Each record is to be printed again precisely as it reads.

>> BEGIN Data rows

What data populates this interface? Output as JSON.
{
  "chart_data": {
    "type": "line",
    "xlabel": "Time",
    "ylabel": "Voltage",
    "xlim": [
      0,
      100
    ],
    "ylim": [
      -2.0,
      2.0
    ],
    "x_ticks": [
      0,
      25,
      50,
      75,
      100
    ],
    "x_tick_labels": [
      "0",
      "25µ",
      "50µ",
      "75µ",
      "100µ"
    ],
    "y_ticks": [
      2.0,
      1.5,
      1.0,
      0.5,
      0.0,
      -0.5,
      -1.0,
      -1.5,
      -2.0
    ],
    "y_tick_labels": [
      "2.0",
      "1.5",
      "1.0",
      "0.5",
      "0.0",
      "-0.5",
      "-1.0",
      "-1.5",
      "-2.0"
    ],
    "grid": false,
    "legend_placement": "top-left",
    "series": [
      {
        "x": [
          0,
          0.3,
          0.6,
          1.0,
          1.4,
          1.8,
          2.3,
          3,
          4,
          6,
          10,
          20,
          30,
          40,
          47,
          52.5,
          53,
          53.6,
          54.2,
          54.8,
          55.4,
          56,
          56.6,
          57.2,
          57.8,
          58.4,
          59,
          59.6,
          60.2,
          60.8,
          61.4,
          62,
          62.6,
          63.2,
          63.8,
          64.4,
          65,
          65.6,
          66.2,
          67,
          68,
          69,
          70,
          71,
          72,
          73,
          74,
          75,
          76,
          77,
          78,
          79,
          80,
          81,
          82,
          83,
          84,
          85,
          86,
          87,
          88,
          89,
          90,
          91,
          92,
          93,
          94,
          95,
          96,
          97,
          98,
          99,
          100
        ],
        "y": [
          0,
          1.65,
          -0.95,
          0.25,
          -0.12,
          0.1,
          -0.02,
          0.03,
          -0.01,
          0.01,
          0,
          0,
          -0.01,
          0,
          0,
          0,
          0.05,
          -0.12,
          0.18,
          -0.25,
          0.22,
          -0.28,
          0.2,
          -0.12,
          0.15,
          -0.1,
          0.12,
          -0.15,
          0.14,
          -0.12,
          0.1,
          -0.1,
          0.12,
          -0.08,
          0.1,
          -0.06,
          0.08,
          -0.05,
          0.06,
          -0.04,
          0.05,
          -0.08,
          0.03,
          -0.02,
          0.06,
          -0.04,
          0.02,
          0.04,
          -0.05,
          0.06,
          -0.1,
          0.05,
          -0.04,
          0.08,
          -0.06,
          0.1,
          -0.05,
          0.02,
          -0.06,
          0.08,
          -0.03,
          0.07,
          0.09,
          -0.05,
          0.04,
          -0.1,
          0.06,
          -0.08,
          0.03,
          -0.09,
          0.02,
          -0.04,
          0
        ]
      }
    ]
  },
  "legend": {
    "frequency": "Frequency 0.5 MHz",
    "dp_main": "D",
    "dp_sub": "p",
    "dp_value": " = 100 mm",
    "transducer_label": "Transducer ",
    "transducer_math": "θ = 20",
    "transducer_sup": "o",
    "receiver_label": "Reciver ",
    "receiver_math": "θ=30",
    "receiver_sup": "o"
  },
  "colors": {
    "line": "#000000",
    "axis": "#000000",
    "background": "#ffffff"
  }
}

>> END Data rows

Result of this exercise
What data populates this interface? Output as JSON.
{
  "chart_data": {
    "type": "line",
    "xlabel": "Time",
    "ylabel": "Voltage",
    "xlim": [
      0,
      100
    ],
    "ylim": [
      -2.0,
      2.0
    ],
    "x_ticks": [
      0,
      25,
      50,
      75,
      100
    ],
    "x_tick_labels": [
      "0",
      "25µ",
      "50µ",
      "75µ",
      "100µ"
    ],
    "y_ticks": [
      2.0,
      1.5,
      1.0,
      0.5,
      0.0,
      -0.5,
      -1.0,
      -1.5,
      -2.0
    ],
    "y_tick_labels": [
      "2.0",
      "1.5",
      "1.0",
      "0.5",
      "0.0",
      "-0.5",
      "-1.0",
      "-1.5",
      "-2.0"
    ],
    "grid": false,
    "legend_placement": "top-left",
    "series": [
      {
        "x": [
          0,
          0.3,
          0.6,
          1.0,
          1.4,
          1.8,
          2.3,
          3,
          4,
          6,
          10,
          20,
          30,
          40,
          47,
          52.5,
          53,
          53.6,
          54.2,
          54.8,
          55.4,
          56,
          56.6,
          57.2,
          57.8,
          58.4,
          59,
          59.6,
          60.2,
          60.8,
          61.4,
          62,
          62.6,
          63.2,
          63.8,
          64.4,
          65,
          65.6,
          66.2,
          67,
          68,
          69,
          70,
          71,
          72,
          73,
          74,
          75,
          76,
          77,
          78,
          79,
          80,
          81,
          82,
          83,
          84,
          85,
          86,
          87,
          88,
          89,
          90,
          91,
          92,
          93,
          94,
          95,
          96,
          97,
          98,
          99,
          100
        ],
        "y": [
          0,
          1.65,
          -0.95,
          0.25,
          -0.12,
          0.1,
          -0.02,
          0.03,
          -0.01,
          0.01,
          0,
          0,
          -0.01,
          0,
          0,
          0,
          0.05,
          -0.12,
          0.18,
          -0.25,
          0.22,
          -0.28,
          0.2,
          -0.12,
          0.15,
          -0.1,
          0.12,
          -0.15,
          0.14,
          -0.12,
          0.1,
          -0.1,
          0.12,
          -0.08,
          0.1,
          -0.06,
          0.08,
          -0.05,
          0.06,
          -0.04,
          0.05,
          -0.08,
          0.03,
          -0.02,
          0.06,
          -0.04,
          0.02,
          0.04,
          -0.05,
          0.06,
          -0.1,
          0.05,
          -0.04,
          0.08,
          -0.06,
          0.1,
          -0.05,
          0.02,
          -0.06,
          0.08,
          -0.03,
          0.07,
          0.09,
          -0.05,
          0.04,
          -0.1,
          0.06,
          -0.08,
          0.03,
          -0.09,
          0.02,
          -0.04,
          0
        ]
      }
    ]
  },
  "legend": {
    "frequency": "Frequency 0.5 MHz",
    "dp_main": "D",
    "dp_sub": "p",
    "dp_value": " = 100 mm",
    "transducer_label": "Transducer ",
    "transducer_math": "θ = 20",
    "transducer_sup": "o",
    "receiver_label": "Reciver ",
    "receiver_math": "θ=30",
    "receiver_sup": "o"
  },
  "colors": {
    "line": "#000000",
    "axis": "#000000",
    "background": "#ffffff"
  }
}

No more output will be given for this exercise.